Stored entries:
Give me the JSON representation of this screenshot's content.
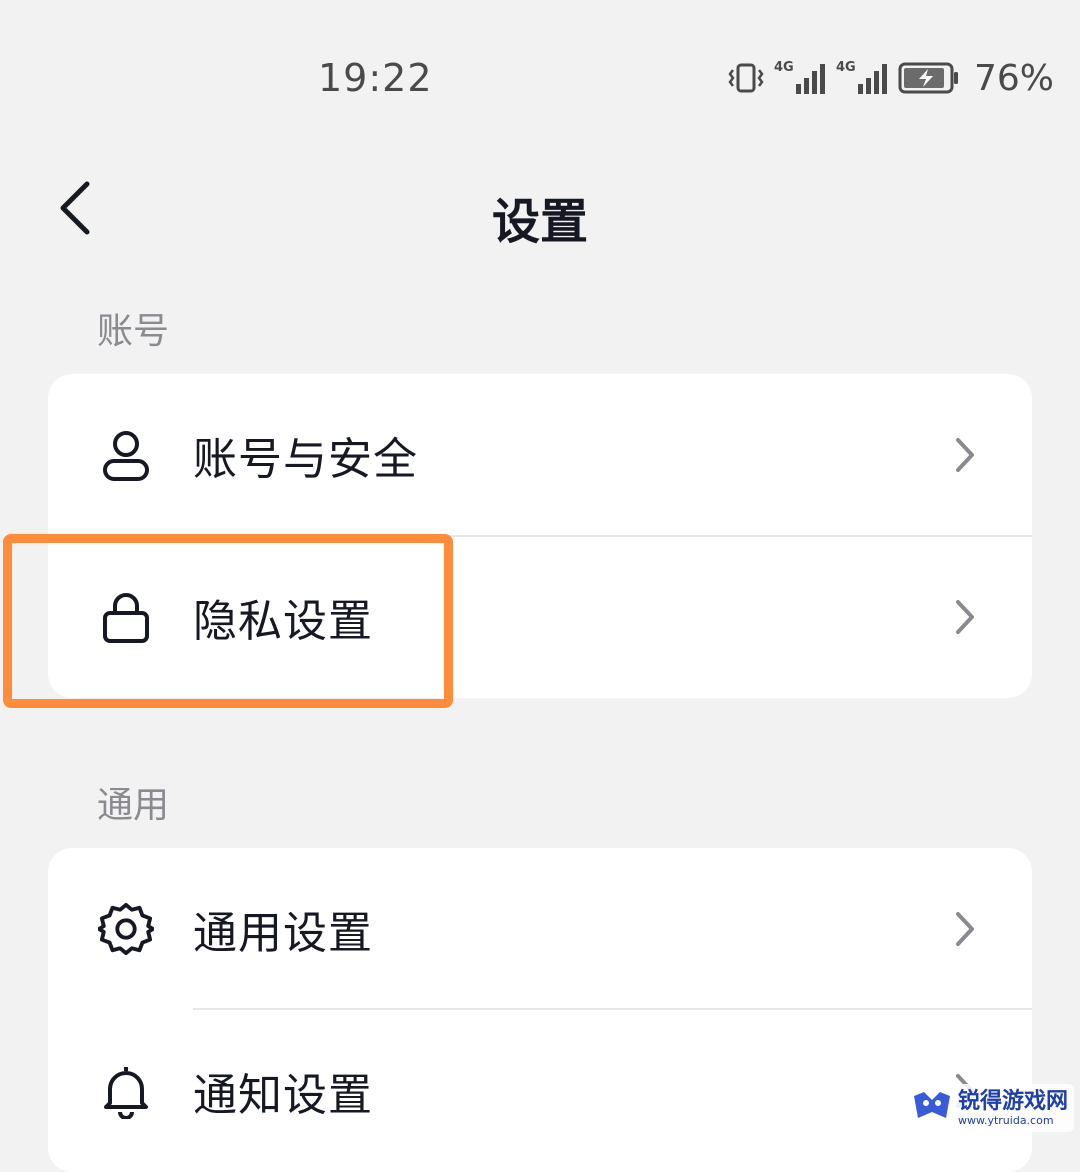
{
  "status_bar": {
    "time": "19:22",
    "network_1": "4G",
    "network_2": "4G",
    "battery_percent": "76%",
    "icons": [
      "vibrate-icon",
      "signal-icon",
      "signal-icon",
      "battery-charging-icon"
    ]
  },
  "nav": {
    "title": "设置",
    "back_icon": "back-arrow-icon"
  },
  "sections": [
    {
      "label": "账号",
      "items": [
        {
          "label": "账号与安全",
          "icon": "user-icon"
        },
        {
          "label": "隐私设置",
          "icon": "lock-icon"
        }
      ]
    },
    {
      "label": "通用",
      "items": [
        {
          "label": "通用设置",
          "icon": "gear-icon"
        },
        {
          "label": "通知设置",
          "icon": "bell-icon"
        }
      ]
    }
  ],
  "highlight": {
    "target": "隐私设置",
    "color": "#ff8c3a"
  },
  "watermark": {
    "title": "锐得游戏网",
    "url": "www.ytruida.com"
  },
  "colors": {
    "background": "#f2f2f2",
    "card": "#ffffff",
    "text_primary": "#161823",
    "text_secondary": "#8a8b91"
  }
}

| What you are asked to do |
Extract all the entries word for word; omit any pictures.

| Exercise answer |
Give me the JSON representation of this screenshot's content.
{
  "status_bar": {
    "time": "19:22",
    "network_1": "4G",
    "network_2": "4G",
    "battery_percent": "76%",
    "icons": [
      "vibrate-icon",
      "signal-icon",
      "signal-icon",
      "battery-charging-icon"
    ]
  },
  "nav": {
    "title": "设置",
    "back_icon": "back-arrow-icon"
  },
  "sections": [
    {
      "label": "账号",
      "items": [
        {
          "label": "账号与安全",
          "icon": "user-icon"
        },
        {
          "label": "隐私设置",
          "icon": "lock-icon"
        }
      ]
    },
    {
      "label": "通用",
      "items": [
        {
          "label": "通用设置",
          "icon": "gear-icon"
        },
        {
          "label": "通知设置",
          "icon": "bell-icon"
        }
      ]
    }
  ],
  "highlight": {
    "target": "隐私设置",
    "color": "#ff8c3a"
  },
  "watermark": {
    "title": "锐得游戏网",
    "url": "www.ytruida.com"
  },
  "colors": {
    "background": "#f2f2f2",
    "card": "#ffffff",
    "text_primary": "#161823",
    "text_secondary": "#8a8b91"
  }
}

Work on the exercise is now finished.